---------- EXTRACTED MATERIAL ----------
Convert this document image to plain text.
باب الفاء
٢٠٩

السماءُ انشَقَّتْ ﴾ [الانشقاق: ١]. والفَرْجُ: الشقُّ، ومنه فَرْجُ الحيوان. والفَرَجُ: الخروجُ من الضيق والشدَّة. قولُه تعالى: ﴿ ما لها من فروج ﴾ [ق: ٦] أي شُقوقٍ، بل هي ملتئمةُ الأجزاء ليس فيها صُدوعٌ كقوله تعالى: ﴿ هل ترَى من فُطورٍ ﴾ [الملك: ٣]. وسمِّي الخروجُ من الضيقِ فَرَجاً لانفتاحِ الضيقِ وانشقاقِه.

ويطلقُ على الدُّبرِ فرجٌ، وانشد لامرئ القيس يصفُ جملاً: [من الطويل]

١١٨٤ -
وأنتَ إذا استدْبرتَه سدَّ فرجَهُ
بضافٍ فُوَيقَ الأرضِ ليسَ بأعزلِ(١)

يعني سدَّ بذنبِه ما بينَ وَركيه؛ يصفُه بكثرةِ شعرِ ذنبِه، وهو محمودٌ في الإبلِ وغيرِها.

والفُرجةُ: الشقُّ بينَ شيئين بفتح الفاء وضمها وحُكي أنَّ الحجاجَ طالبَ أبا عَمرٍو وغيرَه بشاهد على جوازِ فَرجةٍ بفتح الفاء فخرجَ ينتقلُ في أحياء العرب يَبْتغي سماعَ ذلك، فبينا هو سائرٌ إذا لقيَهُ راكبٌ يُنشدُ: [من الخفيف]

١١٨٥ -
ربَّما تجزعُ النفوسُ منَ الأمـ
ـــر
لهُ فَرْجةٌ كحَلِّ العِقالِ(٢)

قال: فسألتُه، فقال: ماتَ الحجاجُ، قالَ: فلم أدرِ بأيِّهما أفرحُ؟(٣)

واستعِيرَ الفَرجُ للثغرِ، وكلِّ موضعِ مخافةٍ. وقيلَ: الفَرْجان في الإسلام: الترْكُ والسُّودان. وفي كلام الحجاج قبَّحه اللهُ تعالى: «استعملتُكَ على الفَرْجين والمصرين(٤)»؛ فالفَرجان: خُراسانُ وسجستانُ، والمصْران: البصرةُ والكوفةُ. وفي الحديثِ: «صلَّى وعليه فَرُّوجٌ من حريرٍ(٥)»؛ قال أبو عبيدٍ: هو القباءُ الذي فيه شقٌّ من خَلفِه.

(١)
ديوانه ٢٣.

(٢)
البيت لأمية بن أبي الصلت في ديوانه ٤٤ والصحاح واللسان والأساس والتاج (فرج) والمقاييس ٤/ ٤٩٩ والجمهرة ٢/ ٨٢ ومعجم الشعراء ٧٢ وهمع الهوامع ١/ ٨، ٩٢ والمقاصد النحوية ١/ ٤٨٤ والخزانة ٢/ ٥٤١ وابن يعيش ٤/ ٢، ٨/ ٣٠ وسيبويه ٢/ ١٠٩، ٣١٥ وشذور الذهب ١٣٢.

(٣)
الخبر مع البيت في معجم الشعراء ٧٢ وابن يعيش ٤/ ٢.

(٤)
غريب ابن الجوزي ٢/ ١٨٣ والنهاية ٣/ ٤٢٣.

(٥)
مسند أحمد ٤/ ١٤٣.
----------
* _REQUIRED TASK_: From the records above, extract everything verbatim.

* _TASK RESULT_:
Convert this document image to plain text.
باب الفاء
٢٠٩

السماءُ انشَقَّتْ ﴾ [الانشقاق: ١]. والفَرْجُ: الشقُّ، ومنه فَرْجُ الحيوان. والفَرَجُ: الخروجُ من الضيق والشدَّة. قولُه تعالى: ﴿ ما لها من فروج ﴾ [ق: ٦] أي شُقوقٍ، بل هي ملتئمةُ الأجزاء ليس فيها صُدوعٌ كقوله تعالى: ﴿ هل ترَى من فُطورٍ ﴾ [الملك: ٣]. وسمِّي الخروجُ من الضيقِ فَرَجاً لانفتاحِ الضيقِ وانشقاقِه.

ويطلقُ على الدُّبرِ فرجٌ، وانشد لامرئ القيس يصفُ جملاً: [من الطويل]

١١٨٤ -
وأنتَ إذا استدْبرتَه سدَّ فرجَهُ
بضافٍ فُوَيقَ الأرضِ ليسَ بأعزلِ(١)

يعني سدَّ بذنبِه ما بينَ وَركيه؛ يصفُه بكثرةِ شعرِ ذنبِه، وهو محمودٌ في الإبلِ وغيرِها.

والفُرجةُ: الشقُّ بينَ شيئين بفتح الفاء وضمها وحُكي أنَّ الحجاجَ طالبَ أبا عَمرٍو وغيرَه بشاهد على جوازِ فَرجةٍ بفتح الفاء فخرجَ ينتقلُ في أحياء العرب يَبْتغي سماعَ ذلك، فبينا هو سائرٌ إذا لقيَهُ راكبٌ يُنشدُ: [من الخفيف]

١١٨٥ -
ربَّما تجزعُ النفوسُ منَ الأمـ
ـــر
لهُ فَرْجةٌ كحَلِّ العِقالِ(٢)

قال: فسألتُه، فقال: ماتَ الحجاجُ، قالَ: فلم أدرِ بأيِّهما أفرحُ؟(٣)

واستعِيرَ الفَرجُ للثغرِ، وكلِّ موضعِ مخافةٍ. وقيلَ: الفَرْجان في الإسلام: الترْكُ والسُّودان. وفي كلام الحجاج قبَّحه اللهُ تعالى: «استعملتُكَ على الفَرْجين والمصرين(٤)»؛ فالفَرجان: خُراسانُ وسجستانُ، والمصْران: البصرةُ والكوفةُ. وفي الحديثِ: «صلَّى وعليه فَرُّوجٌ من حريرٍ(٥)»؛ قال أبو عبيدٍ: هو القباءُ الذي فيه شقٌّ من خَلفِه.

(١)
ديوانه ٢٣.

(٢)
البيت لأمية بن أبي الصلت في ديوانه ٤٤ والصحاح واللسان والأساس والتاج (فرج) والمقاييس ٤/ ٤٩٩ والجمهرة ٢/ ٨٢ ومعجم الشعراء ٧٢ وهمع الهوامع ١/ ٨، ٩٢ والمقاصد النحوية ١/ ٤٨٤ والخزانة ٢/ ٥٤١ وابن يعيش ٤/ ٢، ٨/ ٣٠ وسيبويه ٢/ ١٠٩، ٣١٥ وشذور الذهب ١٣٢.

(٣)
الخبر مع البيت في معجم الشعراء ٧٢ وابن يعيش ٤/ ٢.

(٤)
غريب ابن الجوزي ٢/ ١٨٣ والنهاية ٣/ ٤٢٣.

(٥)
مسند أحمد ٤/ ١٤٣.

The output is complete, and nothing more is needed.